┌─ BRANO DA ESAMINARE
Ma qui vorrei tentare di applicare modelli un poco più complessi di origine psicoanalitica. E non solo per “fare sfoggio” della mia cultura  specialistica ma per cercare di allargare il campo conoscitivo dei meccanismi reattivi  davanti a due eventi , Covid e Guerra, che sono ora dominanti nel nostro mondo occidentale (l’unico sul quale mi sento di parlare).

Parto dalla constatazione (che è poi non del tutto condivisa dai colleghi), che il nostro assetto psichico si leghi ad una serie di funzioni, meccanismi, reazioni che chiamiamo Io e che  collegano il  nostro interno ad un esterno. Esterno reale, quello percepito ed esterno virtuale, creato anche ad hoc per vari scopi (ideologie, miti, pubblicità, talk show ecc…). Cioè il mondo reale “inventato” come avviene anche nelle nostre fantasie, sogni, deliri.

Ora i due eventi attuali dei quali parliamo data la loro immanenza reale, il Covid e la Guerra, nella loro violenza, imprevedibilità e indefinibilità, hanno, come si dice, traumatizzato inizialmente il nostro povero Io che prima , mediante i suoi meccanismi cosiddetti omeostatici riusciva a mantenere, nella maggior parte degli individui, un equilibrio, sia pure sempre precario, come insegna la storia di ognuno. Si potrebbe dire , antropomorfizzando l’Io, affermare che è stato colto di sorpresa. Il peggio è che sembrano che siano stati colti di sorpresa anche coloro che per ruolo sarebbero chiamati a dirigerci e proteggerci. Ma questo è un altro discorso.
└─
COMPITI ASSEGNATI:
• a. Risponda alle seguenti domande sul brano da esaminare:
(i) Quali due eventi vengono indicati come ora dominanti nel mondo occidentale?
(ii) Con quale nome si designa la serie di funzioni, meccanismi e reazioni che collegano il nostro interno a un esterno?
(iii) Chi, oltre all'Io, sembra essere stato colto di sorpresa?
• b. Traduca in inglese la frase del brano "Ma qui vorrei tentare di applicare modelli un poco più complessi di origine psicoanalitica."
• c. Trascriva il brano da "Ma qui vorrei" a "sento di parlare).", sostituendo "modelli" con "schemi".
┌─ DATI FORNITI
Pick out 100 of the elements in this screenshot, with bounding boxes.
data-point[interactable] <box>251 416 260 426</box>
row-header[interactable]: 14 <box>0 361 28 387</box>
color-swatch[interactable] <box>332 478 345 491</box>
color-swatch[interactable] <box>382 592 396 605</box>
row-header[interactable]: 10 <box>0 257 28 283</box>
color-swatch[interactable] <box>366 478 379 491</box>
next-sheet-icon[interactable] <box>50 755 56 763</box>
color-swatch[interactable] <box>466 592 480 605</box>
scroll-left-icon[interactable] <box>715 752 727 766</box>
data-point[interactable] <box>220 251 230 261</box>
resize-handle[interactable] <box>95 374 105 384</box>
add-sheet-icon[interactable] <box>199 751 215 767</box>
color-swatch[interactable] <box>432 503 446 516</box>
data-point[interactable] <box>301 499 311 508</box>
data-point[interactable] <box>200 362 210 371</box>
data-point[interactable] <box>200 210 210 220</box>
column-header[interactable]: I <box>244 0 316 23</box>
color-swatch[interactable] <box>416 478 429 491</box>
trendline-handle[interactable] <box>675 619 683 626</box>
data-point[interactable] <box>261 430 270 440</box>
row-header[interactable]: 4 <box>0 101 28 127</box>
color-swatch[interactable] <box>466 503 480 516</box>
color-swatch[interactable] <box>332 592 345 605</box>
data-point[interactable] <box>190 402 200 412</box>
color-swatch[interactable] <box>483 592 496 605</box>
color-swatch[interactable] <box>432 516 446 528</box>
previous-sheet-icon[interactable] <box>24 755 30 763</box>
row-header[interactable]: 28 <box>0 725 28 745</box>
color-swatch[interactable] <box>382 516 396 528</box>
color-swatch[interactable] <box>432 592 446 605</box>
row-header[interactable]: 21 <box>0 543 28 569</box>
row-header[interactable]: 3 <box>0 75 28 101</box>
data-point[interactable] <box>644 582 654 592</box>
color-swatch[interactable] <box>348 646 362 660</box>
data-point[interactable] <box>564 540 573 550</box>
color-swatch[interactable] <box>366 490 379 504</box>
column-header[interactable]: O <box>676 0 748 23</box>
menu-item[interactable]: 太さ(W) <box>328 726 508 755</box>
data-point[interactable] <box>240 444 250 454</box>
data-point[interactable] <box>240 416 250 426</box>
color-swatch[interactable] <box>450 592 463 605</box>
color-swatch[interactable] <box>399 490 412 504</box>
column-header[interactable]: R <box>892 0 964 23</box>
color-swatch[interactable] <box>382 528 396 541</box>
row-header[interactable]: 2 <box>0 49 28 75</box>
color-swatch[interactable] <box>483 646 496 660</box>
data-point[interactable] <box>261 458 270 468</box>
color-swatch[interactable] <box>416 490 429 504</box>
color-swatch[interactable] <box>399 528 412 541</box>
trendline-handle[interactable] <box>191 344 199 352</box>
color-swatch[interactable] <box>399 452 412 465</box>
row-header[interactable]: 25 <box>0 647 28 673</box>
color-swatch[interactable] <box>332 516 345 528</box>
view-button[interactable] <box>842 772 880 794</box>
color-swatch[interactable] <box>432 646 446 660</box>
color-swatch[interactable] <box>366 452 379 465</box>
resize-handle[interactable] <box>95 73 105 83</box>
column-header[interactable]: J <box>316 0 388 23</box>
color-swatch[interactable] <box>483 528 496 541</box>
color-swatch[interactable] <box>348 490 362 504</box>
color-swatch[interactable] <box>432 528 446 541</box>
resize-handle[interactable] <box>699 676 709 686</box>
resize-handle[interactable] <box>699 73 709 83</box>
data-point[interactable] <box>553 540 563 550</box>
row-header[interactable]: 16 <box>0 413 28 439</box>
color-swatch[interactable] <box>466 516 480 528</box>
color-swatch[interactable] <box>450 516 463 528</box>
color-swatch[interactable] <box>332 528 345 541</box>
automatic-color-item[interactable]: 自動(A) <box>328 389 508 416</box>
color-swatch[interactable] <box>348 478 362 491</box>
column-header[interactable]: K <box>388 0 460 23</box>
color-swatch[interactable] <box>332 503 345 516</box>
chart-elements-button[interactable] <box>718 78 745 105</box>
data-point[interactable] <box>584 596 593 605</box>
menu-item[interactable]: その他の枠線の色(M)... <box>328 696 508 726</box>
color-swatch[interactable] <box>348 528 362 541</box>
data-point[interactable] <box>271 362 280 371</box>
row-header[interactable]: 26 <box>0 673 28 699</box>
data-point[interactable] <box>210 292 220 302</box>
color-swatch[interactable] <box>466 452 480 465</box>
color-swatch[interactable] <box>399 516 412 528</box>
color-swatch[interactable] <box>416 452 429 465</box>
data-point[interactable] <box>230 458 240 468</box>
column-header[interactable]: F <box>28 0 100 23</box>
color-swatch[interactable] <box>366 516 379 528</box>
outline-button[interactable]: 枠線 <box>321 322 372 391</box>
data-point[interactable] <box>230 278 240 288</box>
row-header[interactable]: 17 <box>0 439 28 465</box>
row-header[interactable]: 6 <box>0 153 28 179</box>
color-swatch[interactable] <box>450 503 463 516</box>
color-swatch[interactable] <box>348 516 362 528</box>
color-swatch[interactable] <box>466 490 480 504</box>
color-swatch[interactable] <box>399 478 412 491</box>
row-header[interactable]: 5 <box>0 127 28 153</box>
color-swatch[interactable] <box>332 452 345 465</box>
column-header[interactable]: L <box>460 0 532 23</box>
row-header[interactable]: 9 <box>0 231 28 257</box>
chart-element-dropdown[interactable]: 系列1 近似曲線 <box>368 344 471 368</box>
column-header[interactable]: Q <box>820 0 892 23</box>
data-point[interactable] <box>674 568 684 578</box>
└─
RISPOSTE SCRITTE:
• a.
(i) Il Covid e la Guerra.
(ii) Io.
(iii) Coloro che per ruolo sarebbero chiamati a dirigerci e proteggerci.

• b. But here I would like to try to apply somewhat more complex models of psychoanalytic origin.

• c.
Ma qui vorrei tentare di applicare schemi un poco più complessi di origine psicoanalitica. E non solo per “fare sfoggio” della mia cultura  specialistica ma per cercare di allargare il campo conoscitivo dei meccanismi reattivi  davanti a due eventi , Covid e Guerra, che sono ora dominanti nel nostro mondo occidentale (l’unico sul quale mi sento di parlare).